What is required:
Could you extract every entry below and reproduce it exactly?

Dataset excerpts:
>> Begin

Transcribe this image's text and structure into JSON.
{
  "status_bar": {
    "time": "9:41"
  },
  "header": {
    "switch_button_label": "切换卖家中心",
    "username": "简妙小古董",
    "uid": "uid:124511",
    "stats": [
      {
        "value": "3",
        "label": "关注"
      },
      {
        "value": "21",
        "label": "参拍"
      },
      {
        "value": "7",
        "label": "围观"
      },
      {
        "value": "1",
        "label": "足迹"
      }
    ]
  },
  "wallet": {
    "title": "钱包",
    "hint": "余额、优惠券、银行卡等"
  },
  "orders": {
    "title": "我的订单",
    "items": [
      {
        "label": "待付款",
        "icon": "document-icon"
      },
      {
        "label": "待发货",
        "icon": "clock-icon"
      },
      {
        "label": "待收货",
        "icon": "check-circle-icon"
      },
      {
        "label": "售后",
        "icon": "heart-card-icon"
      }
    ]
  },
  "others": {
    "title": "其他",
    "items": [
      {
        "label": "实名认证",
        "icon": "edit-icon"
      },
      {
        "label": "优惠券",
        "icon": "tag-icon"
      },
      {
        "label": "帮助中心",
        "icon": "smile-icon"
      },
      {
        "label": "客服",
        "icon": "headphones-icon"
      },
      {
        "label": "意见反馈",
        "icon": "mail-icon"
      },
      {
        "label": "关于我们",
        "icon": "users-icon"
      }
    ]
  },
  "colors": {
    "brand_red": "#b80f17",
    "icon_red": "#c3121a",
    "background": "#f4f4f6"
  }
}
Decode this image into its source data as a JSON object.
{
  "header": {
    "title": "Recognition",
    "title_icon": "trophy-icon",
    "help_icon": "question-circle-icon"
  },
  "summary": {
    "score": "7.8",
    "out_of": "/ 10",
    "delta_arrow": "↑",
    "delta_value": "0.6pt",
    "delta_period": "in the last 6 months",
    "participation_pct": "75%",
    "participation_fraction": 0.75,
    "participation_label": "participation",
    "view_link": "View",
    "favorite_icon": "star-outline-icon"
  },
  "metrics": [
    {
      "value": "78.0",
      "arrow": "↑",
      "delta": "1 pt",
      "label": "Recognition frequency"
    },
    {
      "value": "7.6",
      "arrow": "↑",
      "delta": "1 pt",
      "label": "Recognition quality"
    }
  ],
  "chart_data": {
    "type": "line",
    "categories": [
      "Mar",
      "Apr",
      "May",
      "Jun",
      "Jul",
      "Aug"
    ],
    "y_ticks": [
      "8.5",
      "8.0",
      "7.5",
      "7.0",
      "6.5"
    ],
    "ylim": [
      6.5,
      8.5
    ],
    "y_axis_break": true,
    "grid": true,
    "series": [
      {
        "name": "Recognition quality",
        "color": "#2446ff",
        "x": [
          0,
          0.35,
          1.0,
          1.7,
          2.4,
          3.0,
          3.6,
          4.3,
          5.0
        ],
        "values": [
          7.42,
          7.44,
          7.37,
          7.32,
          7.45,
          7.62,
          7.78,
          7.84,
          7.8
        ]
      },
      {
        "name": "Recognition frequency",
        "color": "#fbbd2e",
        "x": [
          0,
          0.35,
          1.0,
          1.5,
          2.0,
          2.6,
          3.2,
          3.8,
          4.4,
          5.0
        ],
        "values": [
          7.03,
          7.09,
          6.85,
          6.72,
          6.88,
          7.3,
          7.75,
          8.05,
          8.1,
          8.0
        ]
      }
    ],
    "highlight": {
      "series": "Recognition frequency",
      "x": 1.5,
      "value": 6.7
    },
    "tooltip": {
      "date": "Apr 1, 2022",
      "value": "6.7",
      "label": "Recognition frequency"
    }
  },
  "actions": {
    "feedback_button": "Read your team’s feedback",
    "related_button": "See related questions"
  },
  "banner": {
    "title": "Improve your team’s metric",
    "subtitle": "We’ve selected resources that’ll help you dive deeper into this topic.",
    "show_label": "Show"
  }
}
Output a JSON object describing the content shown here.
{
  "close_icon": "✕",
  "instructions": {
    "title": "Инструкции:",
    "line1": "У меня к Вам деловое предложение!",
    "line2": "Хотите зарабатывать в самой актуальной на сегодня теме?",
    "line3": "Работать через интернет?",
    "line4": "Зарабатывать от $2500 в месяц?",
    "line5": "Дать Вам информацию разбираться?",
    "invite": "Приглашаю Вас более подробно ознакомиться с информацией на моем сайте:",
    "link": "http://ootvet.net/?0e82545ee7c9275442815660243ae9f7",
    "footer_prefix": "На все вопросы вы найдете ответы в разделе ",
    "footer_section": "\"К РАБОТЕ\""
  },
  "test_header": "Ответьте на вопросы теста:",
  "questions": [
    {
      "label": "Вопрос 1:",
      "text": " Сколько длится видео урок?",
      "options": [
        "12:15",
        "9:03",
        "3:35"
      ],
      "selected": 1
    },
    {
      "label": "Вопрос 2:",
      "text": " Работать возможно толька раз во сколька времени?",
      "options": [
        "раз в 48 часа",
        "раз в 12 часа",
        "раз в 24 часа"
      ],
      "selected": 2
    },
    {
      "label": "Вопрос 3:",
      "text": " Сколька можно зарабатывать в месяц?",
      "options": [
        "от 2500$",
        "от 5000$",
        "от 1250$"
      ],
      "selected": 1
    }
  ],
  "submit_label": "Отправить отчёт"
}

>> End

The reply:
Transcribe this image's text and structure into JSON.
{
  "status_bar": {
    "time": "9:41"
  },
  "header": {
    "switch_button_label": "切换卖家中心",
    "username": "简妙小古董",
    "uid": "uid:124511",
    "stats": [
      {
        "value": "3",
        "label": "关注"
      },
      {
        "value": "21",
        "label": "参拍"
      },
      {
        "value": "7",
        "label": "围观"
      },
      {
        "value": "1",
        "label": "足迹"
      }
    ]
  },
  "wallet": {
    "title": "钱包",
    "hint": "余额、优惠券、银行卡等"
  },
  "orders": {
    "title": "我的订单",
    "items": [
      {
        "label": "待付款",
        "icon": "document-icon"
      },
      {
        "label": "待发货",
        "icon": "clock-icon"
      },
      {
        "label": "待收货",
        "icon": "check-circle-icon"
      },
      {
        "label": "售后",
        "icon": "heart-card-icon"
      }
    ]
  },
  "others": {
    "title": "其他",
    "items": [
      {
        "label": "实名认证",
        "icon": "edit-icon"
      },
      {
        "label": "优惠券",
        "icon": "tag-icon"
      },
      {
        "label": "帮助中心",
        "icon": "smile-icon"
      },
      {
        "label": "客服",
        "icon": "headphones-icon"
      },
      {
        "label": "意见反馈",
        "icon": "mail-icon"
      },
      {
        "label": "关于我们",
        "icon": "users-icon"
      }
    ]
  },
  "colors": {
    "brand_red": "#b80f17",
    "icon_red": "#c3121a",
    "background": "#f4f4f6"
  }
}
Decode this image into its source data as a JSON object.
{
  "header": {
    "title": "Recognition",
    "title_icon": "trophy-icon",
    "help_icon": "question-circle-icon"
  },
  "summary": {
    "score": "7.8",
    "out_of": "/ 10",
    "delta_arrow": "↑",
    "delta_value": "0.6pt",
    "delta_period": "in the last 6 months",
    "participation_pct": "75%",
    "participation_fraction": 0.75,
    "participation_label": "participation",
    "view_link": "View",
    "favorite_icon": "star-outline-icon"
  },
  "metrics": [
    {
      "value": "78.0",
      "arrow": "↑",
      "delta": "1 pt",
      "label": "Recognition frequency"
    },
    {
      "value": "7.6",
      "arrow": "↑",
      "delta": "1 pt",
      "label": "Recognition quality"
    }
  ],
  "chart_data": {
    "type": "line",
    "categories": [
      "Mar",
      "Apr",
      "May",
      "Jun",
      "Jul",
      "Aug"
    ],
    "y_ticks": [
      "8.5",
      "8.0",
      "7.5",
      "7.0",
      "6.5"
    ],
    "ylim": [
      6.5,
      8.5
    ],
    "y_axis_break": true,
    "grid": true,
    "series": [
      {
        "name": "Recognition quality",
        "color": "#2446ff",
        "x": [
          0,
          0.35,
          1.0,
          1.7,
          2.4,
          3.0,
          3.6,
          4.3,
          5.0
        ],
        "values": [
          7.42,
          7.44,
          7.37,
          7.32,
          7.45,
          7.62,
          7.78,
          7.84,
          7.8
        ]
      },
      {
        "name": "Recognition frequency",
        "color": "#fbbd2e",
        "x": [
          0,
          0.35,
          1.0,
          1.5,
          2.0,
          2.6,
          3.2,
          3.8,
          4.4,
          5.0
        ],
        "values": [
          7.03,
          7.09,
          6.85,
          6.72,
          6.88,
          7.3,
          7.75,
          8.05,
          8.1,
          8.0
        ]
      }
    ],
    "highlight": {
      "series": "Recognition frequency",
      "x": 1.5,
      "value": 6.7
    },
    "tooltip": {
      "date": "Apr 1, 2022",
      "value": "6.7",
      "label": "Recognition frequency"
    }
  },
  "actions": {
    "feedback_button": "Read your team’s feedback",
    "related_button": "See related questions"
  },
  "banner": {
    "title": "Improve your team’s metric",
    "subtitle": "We’ve selected resources that’ll help you dive deeper into this topic.",
    "show_label": "Show"
  }
}
Output a JSON object describing the content shown here.
{
  "close_icon": "✕",
  "instructions": {
    "title": "Инструкции:",
    "line1": "У меня к Вам деловое предложение!",
    "line2": "Хотите зарабатывать в самой актуальной на сегодня теме?",
    "line3": "Работать через интернет?",
    "line4": "Зарабатывать от $2500 в месяц?",
    "line5": "Дать Вам информацию разбираться?",
    "invite": "Приглашаю Вас более подробно ознакомиться с информацией на моем сайте:",
    "link": "http://ootvet.net/?0e82545ee7c9275442815660243ae9f7",
    "footer_prefix": "На все вопросы вы найдете ответы в разделе ",
    "footer_section": "\"К РАБОТЕ\""
  },
  "test_header": "Ответьте на вопросы теста:",
  "questions": [
    {
      "label": "Вопрос 1:",
      "text": " Сколько длится видео урок?",
      "options": [
        "12:15",
        "9:03",
        "3:35"
      ],
      "selected": 1
    },
    {
      "label": "Вопрос 2:",
      "text": " Работать возможно толька раз во сколька времени?",
      "options": [
        "раз в 48 часа",
        "раз в 12 часа",
        "раз в 24 часа"
      ],
      "selected": 2
    },
    {
      "label": "Вопрос 3:",
      "text": " Сколька можно зарабатывать в месяц?",
      "options": [
        "от 2500$",
        "от 5000$",
        "от 1250$"
      ],
      "selected": 1
    }
  ],
  "submit_label": "Отправить отчёт"
}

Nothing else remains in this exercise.